EXERCISE: All of the material below is to be repeated exactly.

GIVEN RECORDS:
================================
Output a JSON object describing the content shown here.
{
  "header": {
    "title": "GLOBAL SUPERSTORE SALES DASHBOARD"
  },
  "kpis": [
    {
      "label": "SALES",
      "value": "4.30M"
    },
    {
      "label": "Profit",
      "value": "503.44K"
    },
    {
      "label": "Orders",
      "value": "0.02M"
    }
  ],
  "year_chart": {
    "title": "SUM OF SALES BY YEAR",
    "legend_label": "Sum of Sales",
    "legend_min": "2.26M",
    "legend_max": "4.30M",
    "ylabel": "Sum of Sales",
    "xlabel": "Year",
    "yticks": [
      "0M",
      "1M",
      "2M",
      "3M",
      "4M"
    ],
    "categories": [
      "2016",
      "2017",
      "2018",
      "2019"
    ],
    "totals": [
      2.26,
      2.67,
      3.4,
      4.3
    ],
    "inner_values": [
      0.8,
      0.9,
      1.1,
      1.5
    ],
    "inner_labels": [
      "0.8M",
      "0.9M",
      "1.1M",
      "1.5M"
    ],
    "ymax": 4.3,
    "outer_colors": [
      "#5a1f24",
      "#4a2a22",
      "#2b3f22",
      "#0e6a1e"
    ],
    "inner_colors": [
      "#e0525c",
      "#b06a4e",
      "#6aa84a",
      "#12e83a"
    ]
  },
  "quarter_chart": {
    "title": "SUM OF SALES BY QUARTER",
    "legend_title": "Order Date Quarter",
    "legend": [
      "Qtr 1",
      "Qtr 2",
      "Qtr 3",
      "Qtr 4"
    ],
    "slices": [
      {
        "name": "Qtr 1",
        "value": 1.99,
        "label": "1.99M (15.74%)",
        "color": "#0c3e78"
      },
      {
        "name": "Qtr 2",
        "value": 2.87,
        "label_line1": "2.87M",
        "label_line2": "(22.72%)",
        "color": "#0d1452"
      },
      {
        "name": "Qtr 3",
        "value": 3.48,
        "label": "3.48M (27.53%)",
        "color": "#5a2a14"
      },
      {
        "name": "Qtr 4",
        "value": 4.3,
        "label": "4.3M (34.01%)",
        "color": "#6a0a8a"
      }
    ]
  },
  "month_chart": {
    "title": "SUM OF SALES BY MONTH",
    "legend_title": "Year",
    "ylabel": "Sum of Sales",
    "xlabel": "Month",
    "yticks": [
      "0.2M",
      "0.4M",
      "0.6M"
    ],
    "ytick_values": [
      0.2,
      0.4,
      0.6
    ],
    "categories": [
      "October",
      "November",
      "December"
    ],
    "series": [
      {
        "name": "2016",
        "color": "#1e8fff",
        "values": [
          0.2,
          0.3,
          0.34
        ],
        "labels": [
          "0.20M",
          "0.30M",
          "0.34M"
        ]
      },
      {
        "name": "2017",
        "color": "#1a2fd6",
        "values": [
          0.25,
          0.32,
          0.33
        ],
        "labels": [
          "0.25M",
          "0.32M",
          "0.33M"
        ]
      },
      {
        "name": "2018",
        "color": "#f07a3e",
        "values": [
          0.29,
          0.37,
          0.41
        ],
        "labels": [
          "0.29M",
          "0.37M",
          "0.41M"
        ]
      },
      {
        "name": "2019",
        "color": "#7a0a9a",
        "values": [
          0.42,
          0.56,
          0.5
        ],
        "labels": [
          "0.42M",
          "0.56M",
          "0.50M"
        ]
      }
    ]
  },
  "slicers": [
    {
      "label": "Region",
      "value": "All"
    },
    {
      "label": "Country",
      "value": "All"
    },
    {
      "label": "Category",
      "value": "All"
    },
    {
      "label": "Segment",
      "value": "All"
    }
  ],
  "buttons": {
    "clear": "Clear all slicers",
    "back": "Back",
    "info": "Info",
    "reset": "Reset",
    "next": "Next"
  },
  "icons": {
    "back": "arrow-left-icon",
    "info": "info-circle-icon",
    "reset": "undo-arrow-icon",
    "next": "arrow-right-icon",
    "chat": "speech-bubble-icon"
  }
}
================================
RESULT BELOW:
Output a JSON object describing the content shown here.
{
  "header": {
    "title": "GLOBAL SUPERSTORE SALES DASHBOARD"
  },
  "kpis": [
    {
      "label": "SALES",
      "value": "4.30M"
    },
    {
      "label": "Profit",
      "value": "503.44K"
    },
    {
      "label": "Orders",
      "value": "0.02M"
    }
  ],
  "year_chart": {
    "title": "SUM OF SALES BY YEAR",
    "legend_label": "Sum of Sales",
    "legend_min": "2.26M",
    "legend_max": "4.30M",
    "ylabel": "Sum of Sales",
    "xlabel": "Year",
    "yticks": [
      "0M",
      "1M",
      "2M",
      "3M",
      "4M"
    ],
    "categories": [
      "2016",
      "2017",
      "2018",
      "2019"
    ],
    "totals": [
      2.26,
      2.67,
      3.4,
      4.3
    ],
    "inner_values": [
      0.8,
      0.9,
      1.1,
      1.5
    ],
    "inner_labels": [
      "0.8M",
      "0.9M",
      "1.1M",
      "1.5M"
    ],
    "ymax": 4.3,
    "outer_colors": [
      "#5a1f24",
      "#4a2a22",
      "#2b3f22",
      "#0e6a1e"
    ],
    "inner_colors": [
      "#e0525c",
      "#b06a4e",
      "#6aa84a",
      "#12e83a"
    ]
  },
  "quarter_chart": {
    "title": "SUM OF SALES BY QUARTER",
    "legend_title": "Order Date Quarter",
    "legend": [
      "Qtr 1",
      "Qtr 2",
      "Qtr 3",
      "Qtr 4"
    ],
    "slices": [
      {
        "name": "Qtr 1",
        "value": 1.99,
        "label": "1.99M (15.74%)",
        "color": "#0c3e78"
      },
      {
        "name": "Qtr 2",
        "value": 2.87,
        "label_line1": "2.87M",
        "label_line2": "(22.72%)",
        "color": "#0d1452"
      },
      {
        "name": "Qtr 3",
        "value": 3.48,
        "label": "3.48M (27.53%)",
        "color": "#5a2a14"
      },
      {
        "name": "Qtr 4",
        "value": 4.3,
        "label": "4.3M (34.01%)",
        "color": "#6a0a8a"
      }
    ]
  },
  "month_chart": {
    "title": "SUM OF SALES BY MONTH",
    "legend_title": "Year",
    "ylabel": "Sum of Sales",
    "xlabel": "Month",
    "yticks": [
      "0.2M",
      "0.4M",
      "0.6M"
    ],
    "ytick_values": [
      0.2,
      0.4,
      0.6
    ],
    "categories": [
      "October",
      "November",
      "December"
    ],
    "series": [
      {
        "name": "2016",
        "color": "#1e8fff",
        "values": [
          0.2,
          0.3,
          0.34
        ],
        "labels": [
          "0.20M",
          "0.30M",
          "0.34M"
        ]
      },
      {
        "name": "2017",
        "color": "#1a2fd6",
        "values": [
          0.25,
          0.32,
          0.33
        ],
        "labels": [
          "0.25M",
          "0.32M",
          "0.33M"
        ]
      },
      {
        "name": "2018",
        "color": "#f07a3e",
        "values": [
          0.29,
          0.37,
          0.41
        ],
        "labels": [
          "0.29M",
          "0.37M",
          "0.41M"
        ]
      },
      {
        "name": "2019",
        "color": "#7a0a9a",
        "values": [
          0.42,
          0.56,
          0.5
        ],
        "labels": [
          "0.42M",
          "0.56M",
          "0.50M"
        ]
      }
    ]
  },
  "slicers": [
    {
      "label": "Region",
      "value": "All"
    },
    {
      "label": "Country",
      "value": "All"
    },
    {
      "label": "Category",
      "value": "All"
    },
    {
      "label": "Segment",
      "value": "All"
    }
  ],
  "buttons": {
    "clear": "Clear all slicers",
    "back": "Back",
    "info": "Info",
    "reset": "Reset",
    "next": "Next"
  },
  "icons": {
    "back": "arrow-left-icon",
    "info": "info-circle-icon",
    "reset": "undo-arrow-icon",
    "next": "arrow-right-icon",
    "chat": "speech-bubble-icon"
  }
}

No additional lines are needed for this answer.